===== Data provided =====
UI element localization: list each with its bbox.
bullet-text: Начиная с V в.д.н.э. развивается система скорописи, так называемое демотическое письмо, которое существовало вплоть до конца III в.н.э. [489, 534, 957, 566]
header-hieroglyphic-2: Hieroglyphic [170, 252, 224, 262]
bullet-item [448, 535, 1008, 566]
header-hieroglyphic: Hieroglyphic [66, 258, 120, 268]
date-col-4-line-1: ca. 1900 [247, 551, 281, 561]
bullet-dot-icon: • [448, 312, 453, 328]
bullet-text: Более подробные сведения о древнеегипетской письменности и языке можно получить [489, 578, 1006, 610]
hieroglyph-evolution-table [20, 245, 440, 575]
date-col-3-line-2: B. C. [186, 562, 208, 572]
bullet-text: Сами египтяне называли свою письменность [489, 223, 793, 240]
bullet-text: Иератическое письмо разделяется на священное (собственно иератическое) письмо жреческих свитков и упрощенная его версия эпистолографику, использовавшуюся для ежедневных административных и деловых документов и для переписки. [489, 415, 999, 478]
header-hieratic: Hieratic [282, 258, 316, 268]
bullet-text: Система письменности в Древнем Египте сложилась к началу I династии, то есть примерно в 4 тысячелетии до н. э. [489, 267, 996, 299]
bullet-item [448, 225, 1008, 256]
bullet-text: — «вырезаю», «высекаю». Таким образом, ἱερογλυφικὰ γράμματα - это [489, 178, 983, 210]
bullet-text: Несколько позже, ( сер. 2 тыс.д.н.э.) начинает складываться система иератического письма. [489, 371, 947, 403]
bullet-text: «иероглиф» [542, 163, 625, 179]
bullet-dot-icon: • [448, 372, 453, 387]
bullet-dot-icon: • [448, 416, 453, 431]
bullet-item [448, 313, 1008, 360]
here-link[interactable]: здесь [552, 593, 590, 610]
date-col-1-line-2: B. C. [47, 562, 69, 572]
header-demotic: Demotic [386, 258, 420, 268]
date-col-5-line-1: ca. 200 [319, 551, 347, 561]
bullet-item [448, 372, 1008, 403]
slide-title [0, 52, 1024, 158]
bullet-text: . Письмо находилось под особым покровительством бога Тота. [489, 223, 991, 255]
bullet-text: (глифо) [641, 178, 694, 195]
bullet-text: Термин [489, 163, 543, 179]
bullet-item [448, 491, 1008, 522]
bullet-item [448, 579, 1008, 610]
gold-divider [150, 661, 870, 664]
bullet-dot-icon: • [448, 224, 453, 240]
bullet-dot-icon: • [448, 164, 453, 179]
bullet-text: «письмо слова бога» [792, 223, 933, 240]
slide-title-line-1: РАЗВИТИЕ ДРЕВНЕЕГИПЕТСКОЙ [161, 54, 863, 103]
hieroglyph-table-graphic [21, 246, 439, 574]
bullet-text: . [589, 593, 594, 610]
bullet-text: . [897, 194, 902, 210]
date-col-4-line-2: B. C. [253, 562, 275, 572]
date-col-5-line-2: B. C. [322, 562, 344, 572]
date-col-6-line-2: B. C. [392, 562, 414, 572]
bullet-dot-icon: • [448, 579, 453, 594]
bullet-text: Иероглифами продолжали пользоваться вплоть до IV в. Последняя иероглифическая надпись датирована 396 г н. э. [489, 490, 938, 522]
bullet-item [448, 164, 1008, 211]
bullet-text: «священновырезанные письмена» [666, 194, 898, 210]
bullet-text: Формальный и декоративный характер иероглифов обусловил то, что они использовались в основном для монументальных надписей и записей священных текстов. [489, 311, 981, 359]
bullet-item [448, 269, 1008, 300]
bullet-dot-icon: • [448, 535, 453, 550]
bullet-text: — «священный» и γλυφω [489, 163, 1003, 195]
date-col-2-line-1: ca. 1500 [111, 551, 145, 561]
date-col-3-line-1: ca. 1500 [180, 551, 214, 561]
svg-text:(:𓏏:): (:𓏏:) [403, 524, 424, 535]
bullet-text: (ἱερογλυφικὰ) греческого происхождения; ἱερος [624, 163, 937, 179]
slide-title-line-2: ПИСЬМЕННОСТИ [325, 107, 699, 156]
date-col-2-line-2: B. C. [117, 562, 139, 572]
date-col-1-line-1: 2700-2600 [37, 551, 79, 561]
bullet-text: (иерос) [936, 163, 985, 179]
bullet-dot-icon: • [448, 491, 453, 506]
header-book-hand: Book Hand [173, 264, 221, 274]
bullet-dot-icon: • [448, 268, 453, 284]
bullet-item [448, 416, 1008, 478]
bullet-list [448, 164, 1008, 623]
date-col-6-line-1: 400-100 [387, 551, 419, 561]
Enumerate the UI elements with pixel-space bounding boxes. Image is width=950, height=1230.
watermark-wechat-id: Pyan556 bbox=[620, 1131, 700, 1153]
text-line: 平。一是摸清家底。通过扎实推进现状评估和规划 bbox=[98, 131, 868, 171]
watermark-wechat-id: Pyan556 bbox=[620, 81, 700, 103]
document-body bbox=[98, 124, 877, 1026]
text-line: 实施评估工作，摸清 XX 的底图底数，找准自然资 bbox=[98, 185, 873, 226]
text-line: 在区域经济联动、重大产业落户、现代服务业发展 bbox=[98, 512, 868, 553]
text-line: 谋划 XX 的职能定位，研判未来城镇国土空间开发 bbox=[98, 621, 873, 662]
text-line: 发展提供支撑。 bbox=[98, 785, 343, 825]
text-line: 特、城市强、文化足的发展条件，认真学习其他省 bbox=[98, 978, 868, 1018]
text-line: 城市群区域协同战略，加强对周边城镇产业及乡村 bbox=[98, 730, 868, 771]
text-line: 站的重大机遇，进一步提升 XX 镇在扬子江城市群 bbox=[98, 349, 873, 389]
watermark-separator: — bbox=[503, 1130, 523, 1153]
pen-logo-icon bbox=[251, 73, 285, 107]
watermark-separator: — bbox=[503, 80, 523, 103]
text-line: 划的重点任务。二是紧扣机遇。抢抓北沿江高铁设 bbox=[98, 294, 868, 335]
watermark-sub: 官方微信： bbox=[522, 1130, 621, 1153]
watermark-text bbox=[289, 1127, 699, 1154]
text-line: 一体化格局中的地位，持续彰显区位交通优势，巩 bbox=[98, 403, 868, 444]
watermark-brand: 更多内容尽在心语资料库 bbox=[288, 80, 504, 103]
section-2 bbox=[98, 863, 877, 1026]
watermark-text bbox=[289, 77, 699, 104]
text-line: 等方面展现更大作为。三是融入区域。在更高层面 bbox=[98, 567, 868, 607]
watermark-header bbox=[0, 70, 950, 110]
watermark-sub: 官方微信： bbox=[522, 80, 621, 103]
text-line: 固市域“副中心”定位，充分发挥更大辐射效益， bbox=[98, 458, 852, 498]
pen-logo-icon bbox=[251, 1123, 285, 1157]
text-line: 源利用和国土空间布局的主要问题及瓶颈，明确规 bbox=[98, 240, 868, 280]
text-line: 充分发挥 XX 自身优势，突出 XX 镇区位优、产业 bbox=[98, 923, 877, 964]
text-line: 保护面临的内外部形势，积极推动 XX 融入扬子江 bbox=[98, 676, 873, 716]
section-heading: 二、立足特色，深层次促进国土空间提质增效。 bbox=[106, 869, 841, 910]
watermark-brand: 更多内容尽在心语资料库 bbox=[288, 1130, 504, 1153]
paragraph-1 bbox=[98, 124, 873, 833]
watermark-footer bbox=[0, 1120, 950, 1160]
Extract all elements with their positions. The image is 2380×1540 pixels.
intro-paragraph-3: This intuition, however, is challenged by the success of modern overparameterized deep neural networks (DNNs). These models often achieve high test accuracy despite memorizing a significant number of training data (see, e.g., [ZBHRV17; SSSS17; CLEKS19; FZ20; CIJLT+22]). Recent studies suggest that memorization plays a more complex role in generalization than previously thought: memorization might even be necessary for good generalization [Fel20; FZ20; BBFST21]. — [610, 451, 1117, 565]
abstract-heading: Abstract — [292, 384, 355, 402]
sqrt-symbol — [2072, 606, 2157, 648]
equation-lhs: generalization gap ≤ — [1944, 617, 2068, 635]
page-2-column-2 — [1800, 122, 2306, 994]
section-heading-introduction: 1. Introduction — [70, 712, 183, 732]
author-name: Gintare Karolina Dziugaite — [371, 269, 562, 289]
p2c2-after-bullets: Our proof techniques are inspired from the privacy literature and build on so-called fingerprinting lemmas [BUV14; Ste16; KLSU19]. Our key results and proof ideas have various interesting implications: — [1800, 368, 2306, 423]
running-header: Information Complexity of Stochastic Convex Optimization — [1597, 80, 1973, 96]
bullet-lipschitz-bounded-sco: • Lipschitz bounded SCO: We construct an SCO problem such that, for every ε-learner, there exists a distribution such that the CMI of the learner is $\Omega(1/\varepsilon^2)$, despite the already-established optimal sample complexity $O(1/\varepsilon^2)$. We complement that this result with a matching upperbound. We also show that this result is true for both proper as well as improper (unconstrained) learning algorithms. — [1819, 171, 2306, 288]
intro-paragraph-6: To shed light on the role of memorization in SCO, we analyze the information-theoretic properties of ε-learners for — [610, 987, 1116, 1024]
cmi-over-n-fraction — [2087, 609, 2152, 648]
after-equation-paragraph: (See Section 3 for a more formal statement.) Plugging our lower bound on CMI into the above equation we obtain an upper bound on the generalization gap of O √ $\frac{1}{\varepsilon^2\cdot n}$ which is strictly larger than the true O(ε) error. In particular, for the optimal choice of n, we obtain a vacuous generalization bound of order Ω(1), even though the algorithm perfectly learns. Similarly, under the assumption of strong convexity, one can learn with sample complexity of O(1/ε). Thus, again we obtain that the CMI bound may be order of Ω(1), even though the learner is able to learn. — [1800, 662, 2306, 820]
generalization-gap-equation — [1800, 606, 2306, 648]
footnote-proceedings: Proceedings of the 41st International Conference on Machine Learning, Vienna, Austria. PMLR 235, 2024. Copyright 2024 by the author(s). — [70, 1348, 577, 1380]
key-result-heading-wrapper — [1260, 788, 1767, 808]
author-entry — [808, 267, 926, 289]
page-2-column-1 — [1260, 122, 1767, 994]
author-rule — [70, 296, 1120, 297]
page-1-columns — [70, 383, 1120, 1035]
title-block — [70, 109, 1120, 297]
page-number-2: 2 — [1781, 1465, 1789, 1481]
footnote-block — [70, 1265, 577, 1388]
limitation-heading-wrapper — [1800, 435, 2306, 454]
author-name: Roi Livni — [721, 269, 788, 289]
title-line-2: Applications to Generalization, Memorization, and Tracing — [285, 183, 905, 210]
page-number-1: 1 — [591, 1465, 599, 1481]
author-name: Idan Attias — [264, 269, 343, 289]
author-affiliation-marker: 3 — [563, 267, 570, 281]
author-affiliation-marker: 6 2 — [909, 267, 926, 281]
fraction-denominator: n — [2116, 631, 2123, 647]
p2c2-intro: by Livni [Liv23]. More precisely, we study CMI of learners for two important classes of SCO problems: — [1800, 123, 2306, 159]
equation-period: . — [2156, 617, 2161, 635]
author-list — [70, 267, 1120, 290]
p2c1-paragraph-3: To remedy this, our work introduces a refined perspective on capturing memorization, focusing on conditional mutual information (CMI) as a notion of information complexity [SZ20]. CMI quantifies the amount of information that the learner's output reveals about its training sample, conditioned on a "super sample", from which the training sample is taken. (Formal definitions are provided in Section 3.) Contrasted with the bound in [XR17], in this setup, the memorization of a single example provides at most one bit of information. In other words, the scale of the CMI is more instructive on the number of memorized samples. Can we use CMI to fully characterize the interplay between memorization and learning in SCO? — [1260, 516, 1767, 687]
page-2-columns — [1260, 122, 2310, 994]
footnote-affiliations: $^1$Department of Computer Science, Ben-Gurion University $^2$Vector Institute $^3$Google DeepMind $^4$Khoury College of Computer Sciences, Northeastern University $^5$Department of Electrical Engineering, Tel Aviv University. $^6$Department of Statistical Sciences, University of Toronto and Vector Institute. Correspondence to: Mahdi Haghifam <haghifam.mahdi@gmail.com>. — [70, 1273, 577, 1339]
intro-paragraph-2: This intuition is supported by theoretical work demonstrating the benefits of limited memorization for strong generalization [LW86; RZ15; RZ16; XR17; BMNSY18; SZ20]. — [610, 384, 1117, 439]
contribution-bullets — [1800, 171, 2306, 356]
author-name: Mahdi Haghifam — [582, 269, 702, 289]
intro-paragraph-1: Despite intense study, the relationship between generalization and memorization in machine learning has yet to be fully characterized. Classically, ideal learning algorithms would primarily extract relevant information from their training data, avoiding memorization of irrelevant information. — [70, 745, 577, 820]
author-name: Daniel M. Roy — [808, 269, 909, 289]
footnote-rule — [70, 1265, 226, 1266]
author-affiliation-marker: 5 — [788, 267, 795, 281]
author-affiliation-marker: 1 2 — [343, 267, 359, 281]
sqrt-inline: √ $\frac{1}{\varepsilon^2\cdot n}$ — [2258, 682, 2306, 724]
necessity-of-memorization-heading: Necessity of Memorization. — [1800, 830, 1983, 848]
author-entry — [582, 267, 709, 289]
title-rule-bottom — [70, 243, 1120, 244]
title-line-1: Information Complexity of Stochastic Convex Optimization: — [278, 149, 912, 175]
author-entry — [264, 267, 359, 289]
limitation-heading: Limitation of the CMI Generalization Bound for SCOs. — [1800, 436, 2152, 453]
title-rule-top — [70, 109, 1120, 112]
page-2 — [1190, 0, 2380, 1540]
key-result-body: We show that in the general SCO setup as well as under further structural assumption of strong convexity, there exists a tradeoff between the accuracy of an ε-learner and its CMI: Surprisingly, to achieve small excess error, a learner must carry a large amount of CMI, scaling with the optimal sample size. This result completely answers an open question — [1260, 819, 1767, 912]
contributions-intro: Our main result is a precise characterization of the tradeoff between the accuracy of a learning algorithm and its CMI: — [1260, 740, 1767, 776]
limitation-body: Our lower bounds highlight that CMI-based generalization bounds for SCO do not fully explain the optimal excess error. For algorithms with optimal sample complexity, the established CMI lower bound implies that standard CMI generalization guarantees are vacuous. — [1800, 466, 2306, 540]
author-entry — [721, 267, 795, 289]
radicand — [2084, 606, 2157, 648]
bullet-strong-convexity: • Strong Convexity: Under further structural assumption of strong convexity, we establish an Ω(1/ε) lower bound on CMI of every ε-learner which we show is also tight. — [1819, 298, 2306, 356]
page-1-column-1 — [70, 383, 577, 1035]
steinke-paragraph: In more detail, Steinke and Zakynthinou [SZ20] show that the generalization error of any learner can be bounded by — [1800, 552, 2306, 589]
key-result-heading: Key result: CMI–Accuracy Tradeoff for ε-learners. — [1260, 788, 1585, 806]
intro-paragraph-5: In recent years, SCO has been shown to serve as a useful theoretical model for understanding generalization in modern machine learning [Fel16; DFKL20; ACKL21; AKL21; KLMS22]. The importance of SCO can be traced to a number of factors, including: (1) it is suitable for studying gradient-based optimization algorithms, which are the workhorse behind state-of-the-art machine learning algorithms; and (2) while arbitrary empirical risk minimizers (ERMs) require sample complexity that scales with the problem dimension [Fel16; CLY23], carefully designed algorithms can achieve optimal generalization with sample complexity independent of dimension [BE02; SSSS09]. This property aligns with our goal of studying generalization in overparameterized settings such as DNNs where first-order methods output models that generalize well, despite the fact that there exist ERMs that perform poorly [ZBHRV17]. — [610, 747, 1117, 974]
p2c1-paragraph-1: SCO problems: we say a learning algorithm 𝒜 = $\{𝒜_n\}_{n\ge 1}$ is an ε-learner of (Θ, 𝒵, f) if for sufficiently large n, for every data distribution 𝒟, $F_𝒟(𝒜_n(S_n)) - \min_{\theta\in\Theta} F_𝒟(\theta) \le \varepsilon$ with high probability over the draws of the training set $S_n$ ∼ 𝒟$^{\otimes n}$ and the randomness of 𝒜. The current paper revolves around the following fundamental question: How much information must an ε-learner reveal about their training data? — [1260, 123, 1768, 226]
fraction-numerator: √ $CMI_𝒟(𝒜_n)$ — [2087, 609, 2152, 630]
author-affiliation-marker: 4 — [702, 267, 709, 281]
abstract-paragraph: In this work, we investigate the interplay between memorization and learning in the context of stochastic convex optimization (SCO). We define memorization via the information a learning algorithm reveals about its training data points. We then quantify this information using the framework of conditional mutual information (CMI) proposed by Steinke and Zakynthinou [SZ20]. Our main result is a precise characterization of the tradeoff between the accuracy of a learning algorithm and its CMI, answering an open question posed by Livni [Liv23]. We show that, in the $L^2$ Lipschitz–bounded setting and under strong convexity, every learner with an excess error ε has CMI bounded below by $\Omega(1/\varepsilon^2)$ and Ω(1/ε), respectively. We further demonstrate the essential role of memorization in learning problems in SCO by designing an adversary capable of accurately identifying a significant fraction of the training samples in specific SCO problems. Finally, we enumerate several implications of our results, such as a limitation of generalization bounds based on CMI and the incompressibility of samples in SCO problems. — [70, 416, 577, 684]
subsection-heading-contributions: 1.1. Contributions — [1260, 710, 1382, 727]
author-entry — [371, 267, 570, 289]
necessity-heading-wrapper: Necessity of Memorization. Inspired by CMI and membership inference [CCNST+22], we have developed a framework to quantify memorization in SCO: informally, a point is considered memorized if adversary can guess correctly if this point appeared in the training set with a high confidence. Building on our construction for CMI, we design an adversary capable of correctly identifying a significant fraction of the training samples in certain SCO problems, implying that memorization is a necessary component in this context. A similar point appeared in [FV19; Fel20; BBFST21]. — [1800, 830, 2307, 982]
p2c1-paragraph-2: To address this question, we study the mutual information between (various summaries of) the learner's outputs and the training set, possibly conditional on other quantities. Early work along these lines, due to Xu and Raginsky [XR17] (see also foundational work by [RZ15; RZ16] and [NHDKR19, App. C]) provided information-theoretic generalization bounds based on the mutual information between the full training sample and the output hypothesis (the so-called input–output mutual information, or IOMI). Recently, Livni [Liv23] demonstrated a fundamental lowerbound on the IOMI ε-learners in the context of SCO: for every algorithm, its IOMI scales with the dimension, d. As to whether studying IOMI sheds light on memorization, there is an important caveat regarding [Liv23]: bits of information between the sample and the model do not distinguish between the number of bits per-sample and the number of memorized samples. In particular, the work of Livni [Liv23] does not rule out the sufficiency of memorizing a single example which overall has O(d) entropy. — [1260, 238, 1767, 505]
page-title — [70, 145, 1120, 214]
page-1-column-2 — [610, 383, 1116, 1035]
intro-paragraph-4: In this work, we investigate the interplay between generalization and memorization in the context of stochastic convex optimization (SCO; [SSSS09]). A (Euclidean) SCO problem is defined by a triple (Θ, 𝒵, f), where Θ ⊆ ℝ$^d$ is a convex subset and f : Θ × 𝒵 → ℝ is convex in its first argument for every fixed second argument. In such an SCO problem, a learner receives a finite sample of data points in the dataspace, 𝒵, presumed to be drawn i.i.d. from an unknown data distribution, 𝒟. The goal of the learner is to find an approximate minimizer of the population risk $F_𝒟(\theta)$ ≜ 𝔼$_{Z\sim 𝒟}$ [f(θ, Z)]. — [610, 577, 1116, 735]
=====
◆ **What the task requires**:
Could you rewrite everything from the start of the entries down through the line containing "bullet-text: Начиная с", substituting "беглого письма" for "скорописи" and leaving all else unchanged?

◆ **Answer in full**:
UI element localization: list each with its bbox.
bullet-text: Начиная с V в.д.н.э. развивается система беглого письма, так называемое демотическое письмо, которое существовало вплоть до конца III в.н.э. [489, 534, 957, 566]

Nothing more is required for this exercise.